In the material below, the lines containing the word "care" are required; copy each of them.

• [Records from a dataset]:
------------------------------

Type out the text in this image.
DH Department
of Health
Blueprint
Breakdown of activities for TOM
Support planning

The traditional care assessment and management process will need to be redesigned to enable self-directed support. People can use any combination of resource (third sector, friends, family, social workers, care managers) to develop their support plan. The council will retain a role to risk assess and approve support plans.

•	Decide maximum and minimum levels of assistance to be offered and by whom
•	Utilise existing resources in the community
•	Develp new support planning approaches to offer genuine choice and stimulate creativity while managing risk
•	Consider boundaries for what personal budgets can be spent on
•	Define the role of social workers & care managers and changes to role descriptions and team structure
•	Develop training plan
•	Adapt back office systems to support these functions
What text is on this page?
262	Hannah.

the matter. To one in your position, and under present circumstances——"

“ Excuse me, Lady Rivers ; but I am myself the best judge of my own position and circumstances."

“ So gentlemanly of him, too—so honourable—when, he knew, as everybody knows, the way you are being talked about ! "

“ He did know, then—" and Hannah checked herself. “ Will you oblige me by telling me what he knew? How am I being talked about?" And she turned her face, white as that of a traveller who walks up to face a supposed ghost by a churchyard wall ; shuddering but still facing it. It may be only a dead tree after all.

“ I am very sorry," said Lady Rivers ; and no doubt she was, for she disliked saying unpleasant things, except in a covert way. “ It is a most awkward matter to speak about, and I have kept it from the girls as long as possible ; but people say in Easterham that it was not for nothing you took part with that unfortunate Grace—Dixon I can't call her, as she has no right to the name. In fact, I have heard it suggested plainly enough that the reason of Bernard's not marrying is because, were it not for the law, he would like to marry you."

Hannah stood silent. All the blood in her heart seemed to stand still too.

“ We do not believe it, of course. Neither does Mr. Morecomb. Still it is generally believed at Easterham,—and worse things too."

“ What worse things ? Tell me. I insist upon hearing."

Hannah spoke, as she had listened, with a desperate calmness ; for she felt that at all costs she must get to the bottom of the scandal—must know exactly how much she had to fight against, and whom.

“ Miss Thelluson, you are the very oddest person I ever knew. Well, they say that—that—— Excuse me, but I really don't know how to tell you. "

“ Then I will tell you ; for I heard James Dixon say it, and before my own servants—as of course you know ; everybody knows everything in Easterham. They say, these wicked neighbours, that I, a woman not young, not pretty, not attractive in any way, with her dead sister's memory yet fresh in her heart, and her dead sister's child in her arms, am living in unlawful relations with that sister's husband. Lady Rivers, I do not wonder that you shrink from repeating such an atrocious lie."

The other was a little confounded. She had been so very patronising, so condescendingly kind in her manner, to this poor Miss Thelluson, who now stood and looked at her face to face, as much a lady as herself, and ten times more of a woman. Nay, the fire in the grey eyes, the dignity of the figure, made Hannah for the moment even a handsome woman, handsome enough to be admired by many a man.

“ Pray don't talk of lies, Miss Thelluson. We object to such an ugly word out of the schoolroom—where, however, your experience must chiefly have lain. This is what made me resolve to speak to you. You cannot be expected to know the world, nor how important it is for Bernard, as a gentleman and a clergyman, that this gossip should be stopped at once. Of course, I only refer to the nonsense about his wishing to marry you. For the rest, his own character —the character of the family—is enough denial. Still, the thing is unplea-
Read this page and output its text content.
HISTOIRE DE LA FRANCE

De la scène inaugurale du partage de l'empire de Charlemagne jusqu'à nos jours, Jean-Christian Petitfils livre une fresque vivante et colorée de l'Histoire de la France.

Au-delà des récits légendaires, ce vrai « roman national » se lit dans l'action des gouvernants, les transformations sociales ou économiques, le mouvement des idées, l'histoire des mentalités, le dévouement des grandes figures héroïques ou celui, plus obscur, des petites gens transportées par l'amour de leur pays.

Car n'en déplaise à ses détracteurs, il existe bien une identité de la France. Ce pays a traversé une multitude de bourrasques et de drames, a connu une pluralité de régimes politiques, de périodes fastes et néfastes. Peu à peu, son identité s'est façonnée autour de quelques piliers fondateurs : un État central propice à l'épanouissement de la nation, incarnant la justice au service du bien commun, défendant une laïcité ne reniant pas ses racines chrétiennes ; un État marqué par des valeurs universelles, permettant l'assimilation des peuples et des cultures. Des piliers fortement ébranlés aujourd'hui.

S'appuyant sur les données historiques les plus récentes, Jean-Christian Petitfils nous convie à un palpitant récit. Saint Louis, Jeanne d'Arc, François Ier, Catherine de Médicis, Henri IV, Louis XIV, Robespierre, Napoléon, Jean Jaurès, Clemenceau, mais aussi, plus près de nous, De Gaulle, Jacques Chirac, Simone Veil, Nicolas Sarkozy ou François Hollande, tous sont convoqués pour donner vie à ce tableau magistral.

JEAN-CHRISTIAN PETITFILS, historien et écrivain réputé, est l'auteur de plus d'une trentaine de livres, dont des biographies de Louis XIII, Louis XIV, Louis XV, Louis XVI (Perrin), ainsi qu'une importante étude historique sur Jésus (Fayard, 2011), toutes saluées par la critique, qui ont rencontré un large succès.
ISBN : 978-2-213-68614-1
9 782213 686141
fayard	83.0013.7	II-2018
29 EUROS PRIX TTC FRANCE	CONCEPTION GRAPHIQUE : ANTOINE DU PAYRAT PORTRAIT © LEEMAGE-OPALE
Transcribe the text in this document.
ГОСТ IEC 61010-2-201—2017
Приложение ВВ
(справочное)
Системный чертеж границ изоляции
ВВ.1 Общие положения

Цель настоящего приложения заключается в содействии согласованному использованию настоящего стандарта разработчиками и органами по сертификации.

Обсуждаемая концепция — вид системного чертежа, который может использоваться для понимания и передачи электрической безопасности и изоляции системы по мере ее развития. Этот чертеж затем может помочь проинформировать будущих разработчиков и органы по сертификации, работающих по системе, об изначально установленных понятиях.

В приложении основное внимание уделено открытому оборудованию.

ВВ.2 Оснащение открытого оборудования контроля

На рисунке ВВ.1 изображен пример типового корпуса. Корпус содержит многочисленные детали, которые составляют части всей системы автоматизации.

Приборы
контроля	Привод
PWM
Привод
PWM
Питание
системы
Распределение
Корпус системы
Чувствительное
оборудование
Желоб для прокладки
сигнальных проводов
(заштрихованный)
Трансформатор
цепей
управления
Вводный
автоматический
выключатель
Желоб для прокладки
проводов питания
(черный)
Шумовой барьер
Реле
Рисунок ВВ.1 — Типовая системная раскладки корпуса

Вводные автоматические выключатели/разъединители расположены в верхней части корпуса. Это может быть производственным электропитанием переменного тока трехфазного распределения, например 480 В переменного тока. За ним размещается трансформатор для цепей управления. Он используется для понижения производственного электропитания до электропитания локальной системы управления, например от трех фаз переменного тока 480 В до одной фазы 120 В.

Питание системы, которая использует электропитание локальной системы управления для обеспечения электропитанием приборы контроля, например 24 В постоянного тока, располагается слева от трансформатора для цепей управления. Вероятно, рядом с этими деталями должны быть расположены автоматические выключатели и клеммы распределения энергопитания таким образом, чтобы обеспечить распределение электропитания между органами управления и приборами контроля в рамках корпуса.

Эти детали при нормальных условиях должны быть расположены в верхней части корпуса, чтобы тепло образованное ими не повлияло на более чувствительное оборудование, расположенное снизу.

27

------------------------------

• [Response to the exercise]:
The traditional care assessment and management process will need to be redesigned to enable self-directed support. People can use any combination of resource (third sector, friends, family, social workers, care managers) to develop their support plan. The council will retain a role to risk assess and approve support plans.
•	Define the role of social workers & care managers and changes to role descriptions and team structure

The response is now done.